▶ Exercise details: In full and without deviation, write out the entries that follow.

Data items
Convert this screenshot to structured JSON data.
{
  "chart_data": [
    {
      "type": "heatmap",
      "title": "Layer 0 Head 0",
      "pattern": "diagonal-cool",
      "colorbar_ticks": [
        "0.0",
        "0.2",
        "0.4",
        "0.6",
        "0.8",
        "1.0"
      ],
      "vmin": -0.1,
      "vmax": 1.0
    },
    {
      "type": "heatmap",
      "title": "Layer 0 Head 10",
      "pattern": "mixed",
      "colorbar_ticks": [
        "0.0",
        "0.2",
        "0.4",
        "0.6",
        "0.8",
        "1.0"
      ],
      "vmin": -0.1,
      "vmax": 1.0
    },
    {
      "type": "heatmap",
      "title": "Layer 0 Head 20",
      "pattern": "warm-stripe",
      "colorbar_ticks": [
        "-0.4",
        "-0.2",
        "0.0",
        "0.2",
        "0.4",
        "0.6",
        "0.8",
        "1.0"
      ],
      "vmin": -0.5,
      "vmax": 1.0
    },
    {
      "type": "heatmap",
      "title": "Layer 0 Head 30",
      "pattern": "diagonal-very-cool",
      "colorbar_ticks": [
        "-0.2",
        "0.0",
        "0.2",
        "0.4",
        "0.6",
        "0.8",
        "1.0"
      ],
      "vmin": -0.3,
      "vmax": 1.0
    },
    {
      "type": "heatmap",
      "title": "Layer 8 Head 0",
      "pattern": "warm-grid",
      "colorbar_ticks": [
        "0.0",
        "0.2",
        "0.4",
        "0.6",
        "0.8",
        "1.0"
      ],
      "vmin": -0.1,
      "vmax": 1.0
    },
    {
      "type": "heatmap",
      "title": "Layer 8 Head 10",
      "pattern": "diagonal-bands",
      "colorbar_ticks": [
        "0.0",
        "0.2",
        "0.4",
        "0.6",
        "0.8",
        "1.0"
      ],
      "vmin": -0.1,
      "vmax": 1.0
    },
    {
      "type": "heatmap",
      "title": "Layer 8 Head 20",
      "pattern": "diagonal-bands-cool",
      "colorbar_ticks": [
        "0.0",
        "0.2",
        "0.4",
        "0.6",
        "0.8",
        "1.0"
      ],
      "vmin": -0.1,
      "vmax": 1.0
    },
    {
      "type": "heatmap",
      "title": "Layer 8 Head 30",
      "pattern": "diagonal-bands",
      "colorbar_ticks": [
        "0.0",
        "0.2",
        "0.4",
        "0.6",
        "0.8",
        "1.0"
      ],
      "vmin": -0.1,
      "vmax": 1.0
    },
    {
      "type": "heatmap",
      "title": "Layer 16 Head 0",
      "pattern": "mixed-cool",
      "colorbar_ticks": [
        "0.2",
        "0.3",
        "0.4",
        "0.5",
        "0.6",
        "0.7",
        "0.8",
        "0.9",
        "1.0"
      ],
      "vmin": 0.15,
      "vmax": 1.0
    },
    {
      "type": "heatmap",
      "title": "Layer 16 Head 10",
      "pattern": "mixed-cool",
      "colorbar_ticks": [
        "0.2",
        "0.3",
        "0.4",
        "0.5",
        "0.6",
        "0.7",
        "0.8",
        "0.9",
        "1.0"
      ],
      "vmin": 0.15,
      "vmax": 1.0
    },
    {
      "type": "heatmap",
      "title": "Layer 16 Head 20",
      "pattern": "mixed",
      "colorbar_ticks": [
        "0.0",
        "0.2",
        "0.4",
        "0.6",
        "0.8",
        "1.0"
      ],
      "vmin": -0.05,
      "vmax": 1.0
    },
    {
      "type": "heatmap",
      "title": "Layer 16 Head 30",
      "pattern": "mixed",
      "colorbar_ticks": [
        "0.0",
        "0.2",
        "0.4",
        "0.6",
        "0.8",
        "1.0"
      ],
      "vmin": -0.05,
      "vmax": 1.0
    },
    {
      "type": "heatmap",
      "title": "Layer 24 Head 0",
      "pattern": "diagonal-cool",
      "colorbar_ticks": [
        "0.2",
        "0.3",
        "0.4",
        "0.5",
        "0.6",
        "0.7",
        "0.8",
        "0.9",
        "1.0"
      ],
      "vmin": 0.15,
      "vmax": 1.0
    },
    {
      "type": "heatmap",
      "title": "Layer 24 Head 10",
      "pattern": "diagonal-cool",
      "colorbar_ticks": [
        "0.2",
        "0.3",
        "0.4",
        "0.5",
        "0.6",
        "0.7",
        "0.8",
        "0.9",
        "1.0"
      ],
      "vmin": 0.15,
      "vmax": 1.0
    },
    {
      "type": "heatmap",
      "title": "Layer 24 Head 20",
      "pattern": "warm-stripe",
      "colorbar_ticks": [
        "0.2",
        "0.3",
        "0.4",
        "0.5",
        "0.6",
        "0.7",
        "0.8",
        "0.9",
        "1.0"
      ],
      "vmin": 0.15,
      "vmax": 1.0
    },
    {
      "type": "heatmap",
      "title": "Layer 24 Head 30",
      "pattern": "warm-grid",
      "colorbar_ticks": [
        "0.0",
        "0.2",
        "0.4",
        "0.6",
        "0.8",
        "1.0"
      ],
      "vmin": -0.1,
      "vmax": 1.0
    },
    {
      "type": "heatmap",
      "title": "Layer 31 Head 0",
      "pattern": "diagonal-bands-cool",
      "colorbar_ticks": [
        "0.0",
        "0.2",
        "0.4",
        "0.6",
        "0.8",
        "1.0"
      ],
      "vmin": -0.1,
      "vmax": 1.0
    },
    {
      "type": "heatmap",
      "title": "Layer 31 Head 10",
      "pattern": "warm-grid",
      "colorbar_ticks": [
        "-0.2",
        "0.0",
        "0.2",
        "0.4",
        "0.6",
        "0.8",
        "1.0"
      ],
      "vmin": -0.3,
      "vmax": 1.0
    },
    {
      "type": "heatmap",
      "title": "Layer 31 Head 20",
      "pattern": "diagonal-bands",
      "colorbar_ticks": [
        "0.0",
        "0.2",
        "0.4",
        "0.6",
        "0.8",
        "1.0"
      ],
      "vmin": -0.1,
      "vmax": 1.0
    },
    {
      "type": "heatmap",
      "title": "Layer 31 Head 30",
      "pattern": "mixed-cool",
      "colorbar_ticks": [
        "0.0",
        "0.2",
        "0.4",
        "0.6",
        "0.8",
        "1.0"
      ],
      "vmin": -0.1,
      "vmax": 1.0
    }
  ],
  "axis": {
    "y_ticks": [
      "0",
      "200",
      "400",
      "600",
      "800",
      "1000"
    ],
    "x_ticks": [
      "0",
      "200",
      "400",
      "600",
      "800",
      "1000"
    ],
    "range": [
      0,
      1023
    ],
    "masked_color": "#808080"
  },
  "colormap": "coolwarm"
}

▶ Result of the task:
Convert this screenshot to structured JSON data.
{
  "chart_data": [
    {
      "type": "heatmap",
      "title": "Layer 0 Head 0",
      "pattern": "diagonal-cool",
      "colorbar_ticks": [
        "0.0",
        "0.2",
        "0.4",
        "0.6",
        "0.8",
        "1.0"
      ],
      "vmin": -0.1,
      "vmax": 1.0
    },
    {
      "type": "heatmap",
      "title": "Layer 0 Head 10",
      "pattern": "mixed",
      "colorbar_ticks": [
        "0.0",
        "0.2",
        "0.4",
        "0.6",
        "0.8",
        "1.0"
      ],
      "vmin": -0.1,
      "vmax": 1.0
    },
    {
      "type": "heatmap",
      "title": "Layer 0 Head 20",
      "pattern": "warm-stripe",
      "colorbar_ticks": [
        "-0.4",
        "-0.2",
        "0.0",
        "0.2",
        "0.4",
        "0.6",
        "0.8",
        "1.0"
      ],
      "vmin": -0.5,
      "vmax": 1.0
    },
    {
      "type": "heatmap",
      "title": "Layer 0 Head 30",
      "pattern": "diagonal-very-cool",
      "colorbar_ticks": [
        "-0.2",
        "0.0",
        "0.2",
        "0.4",
        "0.6",
        "0.8",
        "1.0"
      ],
      "vmin": -0.3,
      "vmax": 1.0
    },
    {
      "type": "heatmap",
      "title": "Layer 8 Head 0",
      "pattern": "warm-grid",
      "colorbar_ticks": [
        "0.0",
        "0.2",
        "0.4",
        "0.6",
        "0.8",
        "1.0"
      ],
      "vmin": -0.1,
      "vmax": 1.0
    },
    {
      "type": "heatmap",
      "title": "Layer 8 Head 10",
      "pattern": "diagonal-bands",
      "colorbar_ticks": [
        "0.0",
        "0.2",
        "0.4",
        "0.6",
        "0.8",
        "1.0"
      ],
      "vmin": -0.1,
      "vmax": 1.0
    },
    {
      "type": "heatmap",
      "title": "Layer 8 Head 20",
      "pattern": "diagonal-bands-cool",
      "colorbar_ticks": [
        "0.0",
        "0.2",
        "0.4",
        "0.6",
        "0.8",
        "1.0"
      ],
      "vmin": -0.1,
      "vmax": 1.0
    },
    {
      "type": "heatmap",
      "title": "Layer 8 Head 30",
      "pattern": "diagonal-bands",
      "colorbar_ticks": [
        "0.0",
        "0.2",
        "0.4",
        "0.6",
        "0.8",
        "1.0"
      ],
      "vmin": -0.1,
      "vmax": 1.0
    },
    {
      "type": "heatmap",
      "title": "Layer 16 Head 0",
      "pattern": "mixed-cool",
      "colorbar_ticks": [
        "0.2",
        "0.3",
        "0.4",
        "0.5",
        "0.6",
        "0.7",
        "0.8",
        "0.9",
        "1.0"
      ],
      "vmin": 0.15,
      "vmax": 1.0
    },
    {
      "type": "heatmap",
      "title": "Layer 16 Head 10",
      "pattern": "mixed-cool",
      "colorbar_ticks": [
        "0.2",
        "0.3",
        "0.4",
        "0.5",
        "0.6",
        "0.7",
        "0.8",
        "0.9",
        "1.0"
      ],
      "vmin": 0.15,
      "vmax": 1.0
    },
    {
      "type": "heatmap",
      "title": "Layer 16 Head 20",
      "pattern": "mixed",
      "colorbar_ticks": [
        "0.0",
        "0.2",
        "0.4",
        "0.6",
        "0.8",
        "1.0"
      ],
      "vmin": -0.05,
      "vmax": 1.0
    },
    {
      "type": "heatmap",
      "title": "Layer 16 Head 30",
      "pattern": "mixed",
      "colorbar_ticks": [
        "0.0",
        "0.2",
        "0.4",
        "0.6",
        "0.8",
        "1.0"
      ],
      "vmin": -0.05,
      "vmax": 1.0
    },
    {
      "type": "heatmap",
      "title": "Layer 24 Head 0",
      "pattern": "diagonal-cool",
      "colorbar_ticks": [
        "0.2",
        "0.3",
        "0.4",
        "0.5",
        "0.6",
        "0.7",
        "0.8",
        "0.9",
        "1.0"
      ],
      "vmin": 0.15,
      "vmax": 1.0
    },
    {
      "type": "heatmap",
      "title": "Layer 24 Head 10",
      "pattern": "diagonal-cool",
      "colorbar_ticks": [
        "0.2",
        "0.3",
        "0.4",
        "0.5",
        "0.6",
        "0.7",
        "0.8",
        "0.9",
        "1.0"
      ],
      "vmin": 0.15,
      "vmax": 1.0
    },
    {
      "type": "heatmap",
      "title": "Layer 24 Head 20",
      "pattern": "warm-stripe",
      "colorbar_ticks": [
        "0.2",
        "0.3",
        "0.4",
        "0.5",
        "0.6",
        "0.7",
        "0.8",
        "0.9",
        "1.0"
      ],
      "vmin": 0.15,
      "vmax": 1.0
    },
    {
      "type": "heatmap",
      "title": "Layer 24 Head 30",
      "pattern": "warm-grid",
      "colorbar_ticks": [
        "0.0",
        "0.2",
        "0.4",
        "0.6",
        "0.8",
        "1.0"
      ],
      "vmin": -0.1,
      "vmax": 1.0
    },
    {
      "type": "heatmap",
      "title": "Layer 31 Head 0",
      "pattern": "diagonal-bands-cool",
      "colorbar_ticks": [
        "0.0",
        "0.2",
        "0.4",
        "0.6",
        "0.8",
        "1.0"
      ],
      "vmin": -0.1,
      "vmax": 1.0
    },
    {
      "type": "heatmap",
      "title": "Layer 31 Head 10",
      "pattern": "warm-grid",
      "colorbar_ticks": [
        "-0.2",
        "0.0",
        "0.2",
        "0.4",
        "0.6",
        "0.8",
        "1.0"
      ],
      "vmin": -0.3,
      "vmax": 1.0
    },
    {
      "type": "heatmap",
      "title": "Layer 31 Head 20",
      "pattern": "diagonal-bands",
      "colorbar_ticks": [
        "0.0",
        "0.2",
        "0.4",
        "0.6",
        "0.8",
        "1.0"
      ],
      "vmin": -0.1,
      "vmax": 1.0
    },
    {
      "type": "heatmap",
      "title": "Layer 31 Head 30",
      "pattern": "mixed-cool",
      "colorbar_ticks": [
        "0.0",
        "0.2",
        "0.4",
        "0.6",
        "0.8",
        "1.0"
      ],
      "vmin": -0.1,
      "vmax": 1.0
    }
  ],
  "axis": {
    "y_ticks": [
      "0",
      "200",
      "400",
      "600",
      "800",
      "1000"
    ],
    "x_ticks": [
      "0",
      "200",
      "400",
      "600",
      "800",
      "1000"
    ],
    "range": [
      0,
      1023
    ],
    "masked_color": "#808080"
  },
  "colormap": "coolwarm"
}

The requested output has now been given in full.